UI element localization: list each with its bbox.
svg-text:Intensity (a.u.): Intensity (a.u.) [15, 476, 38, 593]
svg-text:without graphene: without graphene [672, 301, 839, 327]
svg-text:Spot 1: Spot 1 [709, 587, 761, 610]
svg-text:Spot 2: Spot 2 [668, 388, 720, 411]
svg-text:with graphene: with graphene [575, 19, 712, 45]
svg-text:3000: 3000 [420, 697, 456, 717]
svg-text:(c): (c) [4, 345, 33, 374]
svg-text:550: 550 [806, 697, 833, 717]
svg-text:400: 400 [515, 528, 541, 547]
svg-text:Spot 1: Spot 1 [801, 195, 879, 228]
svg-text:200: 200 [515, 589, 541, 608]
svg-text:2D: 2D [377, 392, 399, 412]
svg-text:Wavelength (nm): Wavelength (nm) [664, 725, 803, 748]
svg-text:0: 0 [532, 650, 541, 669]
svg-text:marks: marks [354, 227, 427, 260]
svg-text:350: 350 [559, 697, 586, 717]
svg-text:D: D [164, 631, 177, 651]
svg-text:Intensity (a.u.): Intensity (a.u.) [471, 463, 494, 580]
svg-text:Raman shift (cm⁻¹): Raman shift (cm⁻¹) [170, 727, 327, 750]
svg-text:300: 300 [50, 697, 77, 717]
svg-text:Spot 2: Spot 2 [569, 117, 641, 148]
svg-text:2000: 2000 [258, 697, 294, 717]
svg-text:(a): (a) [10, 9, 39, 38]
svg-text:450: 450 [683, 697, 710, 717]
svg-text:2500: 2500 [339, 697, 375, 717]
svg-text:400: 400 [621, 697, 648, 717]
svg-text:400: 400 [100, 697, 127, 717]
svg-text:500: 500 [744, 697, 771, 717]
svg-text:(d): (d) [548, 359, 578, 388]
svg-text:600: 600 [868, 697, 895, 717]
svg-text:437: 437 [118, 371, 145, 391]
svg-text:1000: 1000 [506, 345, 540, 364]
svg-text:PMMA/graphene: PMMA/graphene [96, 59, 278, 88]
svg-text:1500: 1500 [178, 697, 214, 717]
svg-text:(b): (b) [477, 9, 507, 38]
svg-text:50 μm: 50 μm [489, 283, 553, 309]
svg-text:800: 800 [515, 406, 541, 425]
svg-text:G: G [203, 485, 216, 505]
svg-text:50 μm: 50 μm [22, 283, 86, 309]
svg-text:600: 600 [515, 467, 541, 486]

____

Challenge>
Reproduce every line of the material above word for word, in the same order and with nothing changed.

Written solution>
UI element localization: list each with its bbox.
svg-text:Intensity (a.u.): Intensity (a.u.) [15, 476, 38, 593]
svg-text:without graphene: without graphene [672, 301, 839, 327]
svg-text:Spot 1: Spot 1 [709, 587, 761, 610]
svg-text:Spot 2: Spot 2 [668, 388, 720, 411]
svg-text:with graphene: with graphene [575, 19, 712, 45]
svg-text:3000: 3000 [420, 697, 456, 717]
svg-text:(c): (c) [4, 345, 33, 374]
svg-text:550: 550 [806, 697, 833, 717]
svg-text:400: 400 [515, 528, 541, 547]
svg-text:Spot 1: Spot 1 [801, 195, 879, 228]
svg-text:200: 200 [515, 589, 541, 608]
svg-text:2D: 2D [377, 392, 399, 412]
svg-text:Wavelength (nm): Wavelength (nm) [664, 725, 803, 748]
svg-text:0: 0 [532, 650, 541, 669]
svg-text:marks: marks [354, 227, 427, 260]
svg-text:350: 350 [559, 697, 586, 717]
svg-text:D: D [164, 631, 177, 651]
svg-text:Intensity (a.u.): Intensity (a.u.) [471, 463, 494, 580]
svg-text:Raman shift (cm⁻¹): Raman shift (cm⁻¹) [170, 727, 327, 750]
svg-text:300: 300 [50, 697, 77, 717]
svg-text:Spot 2: Spot 2 [569, 117, 641, 148]
svg-text:2000: 2000 [258, 697, 294, 717]
svg-text:(a): (a) [10, 9, 39, 38]
svg-text:450: 450 [683, 697, 710, 717]
svg-text:2500: 2500 [339, 697, 375, 717]
svg-text:400: 400 [621, 697, 648, 717]
svg-text:400: 400 [100, 697, 127, 717]
svg-text:500: 500 [744, 697, 771, 717]
svg-text:(d): (d) [548, 359, 578, 388]
svg-text:600: 600 [868, 697, 895, 717]
svg-text:437: 437 [118, 371, 145, 391]
svg-text:1000: 1000 [506, 345, 540, 364]
svg-text:PMMA/graphene: PMMA/graphene [96, 59, 278, 88]
svg-text:1500: 1500 [178, 697, 214, 717]
svg-text:(b): (b) [477, 9, 507, 38]
svg-text:50 μm: 50 μm [489, 283, 553, 309]
svg-text:800: 800 [515, 406, 541, 425]
svg-text:G: G [203, 485, 216, 505]
svg-text:50 μm: 50 μm [22, 283, 86, 309]
svg-text:600: 600 [515, 467, 541, 486]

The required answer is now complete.